-------- DATA RECORDS --------
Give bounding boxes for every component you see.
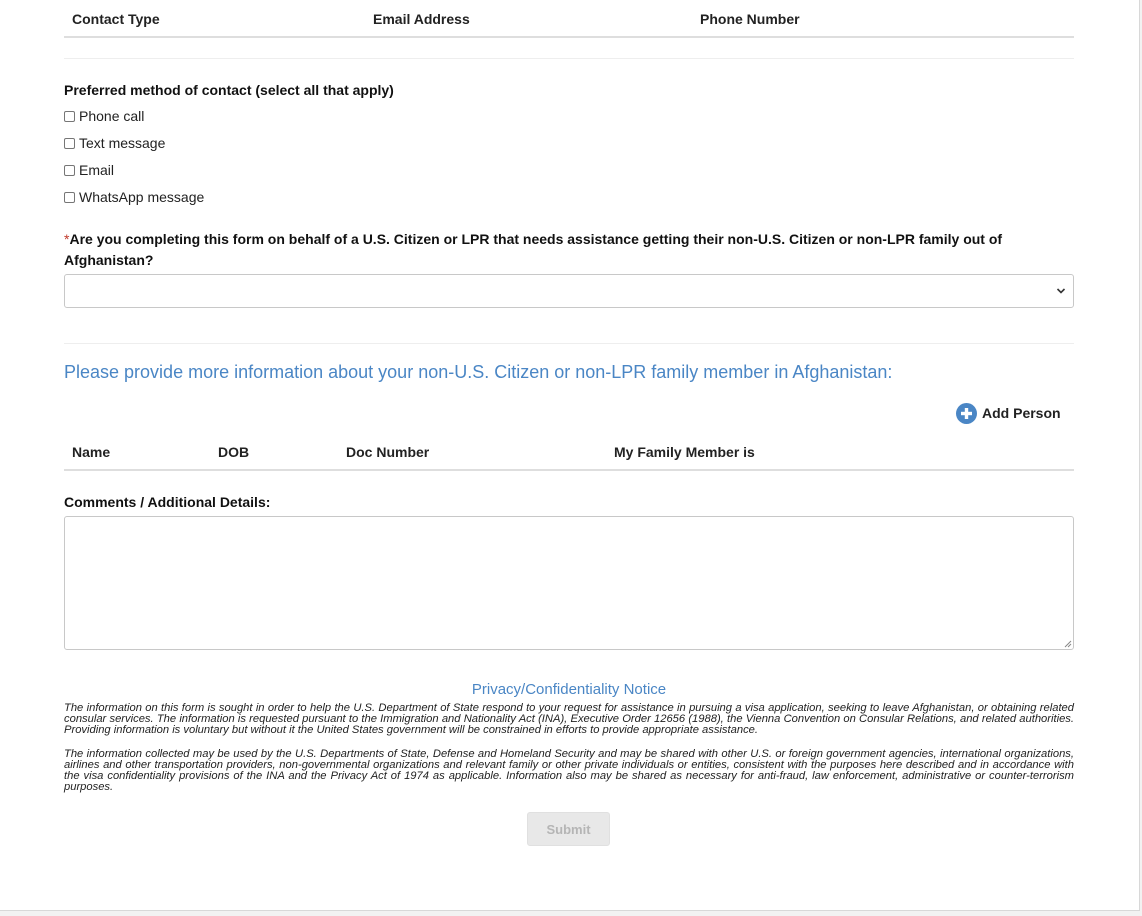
email-option[interactable]: Email — [64, 161, 114, 179]
preferred-contact-label: Preferred method of contact (select all … — [64, 82, 394, 98]
phone-number-header: Phone Number — [700, 11, 800, 27]
behalf-select[interactable] — [64, 274, 1074, 308]
comments-label: Comments / Additional Details: — [64, 494, 271, 510]
behalf-question-label: *Are you completing this form on behalf … — [64, 229, 1074, 271]
section-divider-2 — [64, 343, 1074, 344]
family-table-header-rule — [64, 469, 1074, 471]
contact-table-header-rule — [64, 36, 1074, 38]
contact-type-header: Contact Type — [72, 11, 160, 27]
privacy-paragraph-1: The information on this form is sought i… — [64, 702, 1074, 736]
add-circle-icon — [956, 402, 977, 424]
phone-call-option[interactable]: Phone call — [64, 107, 144, 125]
dob-header: DOB — [218, 444, 250, 460]
form-card: Contact Type Email Address Phone Number … — [0, 0, 1140, 911]
privacy-title: Privacy/Confidentiality Notice — [471, 681, 667, 698]
phone-call-label: Phone call — [79, 108, 145, 124]
text-message-label: Text message — [79, 135, 166, 151]
family-section-title: Please provide more information about yo… — [64, 362, 893, 382]
doc-number-header: Doc Number — [346, 444, 430, 460]
resize-grip-icon[interactable] — [1062, 638, 1072, 648]
behalf-question-text: Are you completing this form on behalf o… — [64, 231, 1003, 268]
text-message-option[interactable]: Text message — [64, 134, 165, 152]
section-divider — [64, 58, 1074, 59]
whatsapp-checkbox[interactable] — [64, 191, 75, 203]
phone-call-checkbox[interactable] — [64, 110, 75, 122]
privacy-paragraph-2: The information collected may be used by… — [64, 748, 1074, 793]
email-address-header: Email Address — [373, 11, 470, 27]
email-label: Email — [79, 162, 115, 178]
add-person-button[interactable]: Add Person — [956, 402, 1061, 424]
submit-button[interactable]: Submit — [527, 812, 610, 846]
add-person-label: Add Person — [982, 405, 1061, 421]
chevron-down-icon — [1056, 288, 1066, 294]
email-checkbox[interactable] — [64, 164, 75, 176]
comments-textarea[interactable] — [64, 516, 1074, 650]
family-member-header: My Family Member is — [614, 444, 755, 460]
text-message-checkbox[interactable] — [64, 137, 75, 149]
name-header: Name — [72, 444, 111, 460]
whatsapp-label: WhatsApp message — [79, 189, 205, 205]
whatsapp-option[interactable]: WhatsApp message — [64, 188, 204, 206]
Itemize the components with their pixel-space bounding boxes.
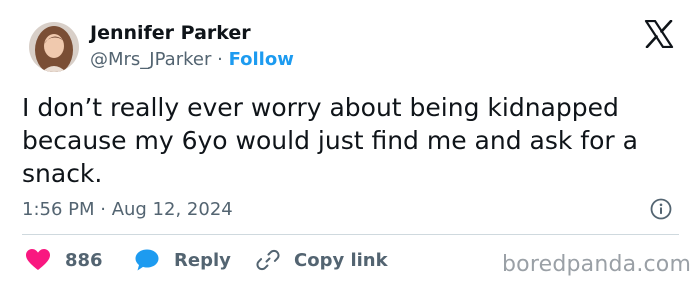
--------
EXERCISE BRIEF: Rewrite the source records as a JSON list of strings with one string per line, leaving out blank lines. Start at the line containing "email-option[interactable]: Email —", end after the line containing "email-label: Email — [79, 162, 115, 178]", and include only the lines in that range.

SOLUTION BELOW:
[
  "email-option[interactable]: Email — [64, 161, 114, 179]",
  "preferred-contact-label: Preferred method of contact (select all … — [64, 82, 394, 98]",
  "phone-number-header: Phone Number — [700, 11, 800, 27]",
  "behalf-select[interactable] — [64, 274, 1074, 308]",
  "comments-label: Comments / Additional Details: — [64, 494, 271, 510]",
  "behalf-question-label: *Are you completing this form on behalf … — [64, 229, 1074, 271]",
  "section-divider-2 — [64, 343, 1074, 344]",
  "family-table-header-rule — [64, 469, 1074, 471]",
  "contact-table-header-rule — [64, 36, 1074, 38]",
  "contact-type-header: Contact Type — [72, 11, 160, 27]",
  "privacy-paragraph-1: The information on this form is sought i… — [64, 702, 1074, 736]",
  "add-circle-icon — [956, 402, 977, 424]",
  "phone-call-option[interactable]: Phone call — [64, 107, 144, 125]",
  "dob-header: DOB — [218, 444, 250, 460]",
  "form-card: Contact Type Email Address Phone Number … — [0, 0, 1140, 911]",
  "privacy-title: Privacy/Confidentiality Notice — [471, 681, 667, 698]",
  "phone-call-label: Phone call — [79, 108, 145, 124]",
  "text-message-label: Text message — [79, 135, 166, 151]",
  "family-section-title: Please provide more information about yo… — [64, 362, 893, 382]",
  "doc-number-header: Doc Number — [346, 444, 430, 460]",
  "resize-grip-icon[interactable] — [1062, 638, 1072, 648]",
  "behalf-question-text: Are you completing this form on behalf o… — [64, 231, 1003, 268]",
  "text-message-option[interactable]: Text message — [64, 134, 165, 152]",
  "section-divider — [64, 58, 1074, 59]",
  "whatsapp-checkbox[interactable] — [64, 191, 75, 203]",
  "phone-call-checkbox[interactable] — [64, 110, 75, 122]",
  "privacy-paragraph-2: The information collected may be used by… — [64, 748, 1074, 793]",
  "email-address-header: Email Address — [373, 11, 470, 27]",
  "email-label: Email — [79, 162, 115, 178]"
]